**WORK TO BE COMPLETED**
Write out all of the data exactly as it appears.

**EXCERPTED RECORDS**
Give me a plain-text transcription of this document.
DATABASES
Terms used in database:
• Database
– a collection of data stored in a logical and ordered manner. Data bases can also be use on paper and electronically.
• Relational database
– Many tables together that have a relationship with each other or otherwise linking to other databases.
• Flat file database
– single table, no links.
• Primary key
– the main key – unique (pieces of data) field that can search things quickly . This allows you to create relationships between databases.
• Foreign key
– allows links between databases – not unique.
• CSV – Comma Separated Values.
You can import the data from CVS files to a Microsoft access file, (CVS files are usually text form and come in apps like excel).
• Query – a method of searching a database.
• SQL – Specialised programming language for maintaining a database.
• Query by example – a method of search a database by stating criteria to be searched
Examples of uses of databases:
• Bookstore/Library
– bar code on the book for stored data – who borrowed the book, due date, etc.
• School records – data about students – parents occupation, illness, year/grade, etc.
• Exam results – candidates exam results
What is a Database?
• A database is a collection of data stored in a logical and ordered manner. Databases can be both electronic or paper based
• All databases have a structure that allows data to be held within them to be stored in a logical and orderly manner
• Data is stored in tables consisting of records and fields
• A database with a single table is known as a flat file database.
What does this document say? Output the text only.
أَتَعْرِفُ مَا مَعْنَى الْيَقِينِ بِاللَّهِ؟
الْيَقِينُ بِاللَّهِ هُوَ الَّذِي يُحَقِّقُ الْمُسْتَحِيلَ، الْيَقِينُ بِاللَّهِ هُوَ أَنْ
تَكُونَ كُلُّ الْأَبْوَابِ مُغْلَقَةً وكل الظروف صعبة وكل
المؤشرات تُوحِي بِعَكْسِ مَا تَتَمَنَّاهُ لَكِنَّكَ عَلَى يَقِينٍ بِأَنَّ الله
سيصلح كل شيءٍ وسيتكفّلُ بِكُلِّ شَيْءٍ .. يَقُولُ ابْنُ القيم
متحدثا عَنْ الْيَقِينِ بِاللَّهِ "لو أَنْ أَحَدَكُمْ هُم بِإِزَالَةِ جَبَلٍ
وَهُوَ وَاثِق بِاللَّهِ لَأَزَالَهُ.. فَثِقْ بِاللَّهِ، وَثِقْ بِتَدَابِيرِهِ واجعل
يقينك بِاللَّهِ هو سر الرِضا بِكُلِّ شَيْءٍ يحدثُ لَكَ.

**RESULT BELOW**
Give me a plain-text transcription of this document.
DATABASES
Terms used in database:
• Database
– a collection of data stored in a logical and ordered manner. Data bases can also be use on paper and electronically.
• Relational database
– Many tables together that have a relationship with each other or otherwise linking to other databases.
• Flat file database
– single table, no links.
• Primary key
– the main key – unique (pieces of data) field that can search things quickly . This allows you to create relationships between databases.
• Foreign key
– allows links between databases – not unique.
• CSV – Comma Separated Values.
You can import the data from CVS files to a Microsoft access file, (CVS files are usually text form and come in apps like excel).
• Query – a method of searching a database.
• SQL – Specialised programming language for maintaining a database.
• Query by example – a method of search a database by stating criteria to be searched
Examples of uses of databases:
• Bookstore/Library
– bar code on the book for stored data – who borrowed the book, due date, etc.
• School records – data about students – parents occupation, illness, year/grade, etc.
• Exam results – candidates exam results
What is a Database?
• A database is a collection of data stored in a logical and ordered manner. Databases can be both electronic or paper based
• All databases have a structure that allows data to be held within them to be stored in a logical and orderly manner
• Data is stored in tables consisting of records and fields
• A database with a single table is known as a flat file database.
What does this document say? Output the text only.
أَتَعْرِفُ مَا مَعْنَى الْيَقِينِ بِاللَّهِ؟
الْيَقِينُ بِاللَّهِ هُوَ الَّذِي يُحَقِّقُ الْمُسْتَحِيلَ، الْيَقِينُ بِاللَّهِ هُوَ أَنْ
تَكُونَ كُلُّ الْأَبْوَابِ مُغْلَقَةً وكل الظروف صعبة وكل
المؤشرات تُوحِي بِعَكْسِ مَا تَتَمَنَّاهُ لَكِنَّكَ عَلَى يَقِينٍ بِأَنَّ الله
سيصلح كل شيءٍ وسيتكفّلُ بِكُلِّ شَيْءٍ .. يَقُولُ ابْنُ القيم
متحدثا عَنْ الْيَقِينِ بِاللَّهِ "لو أَنْ أَحَدَكُمْ هُم بِإِزَالَةِ جَبَلٍ
وَهُوَ وَاثِق بِاللَّهِ لَأَزَالَهُ.. فَثِقْ بِاللَّهِ، وَثِقْ بِتَدَابِيرِهِ واجعل
يقينك بِاللَّهِ هو سر الرِضا بِكُلِّ شَيْءٍ يحدثُ لَكَ.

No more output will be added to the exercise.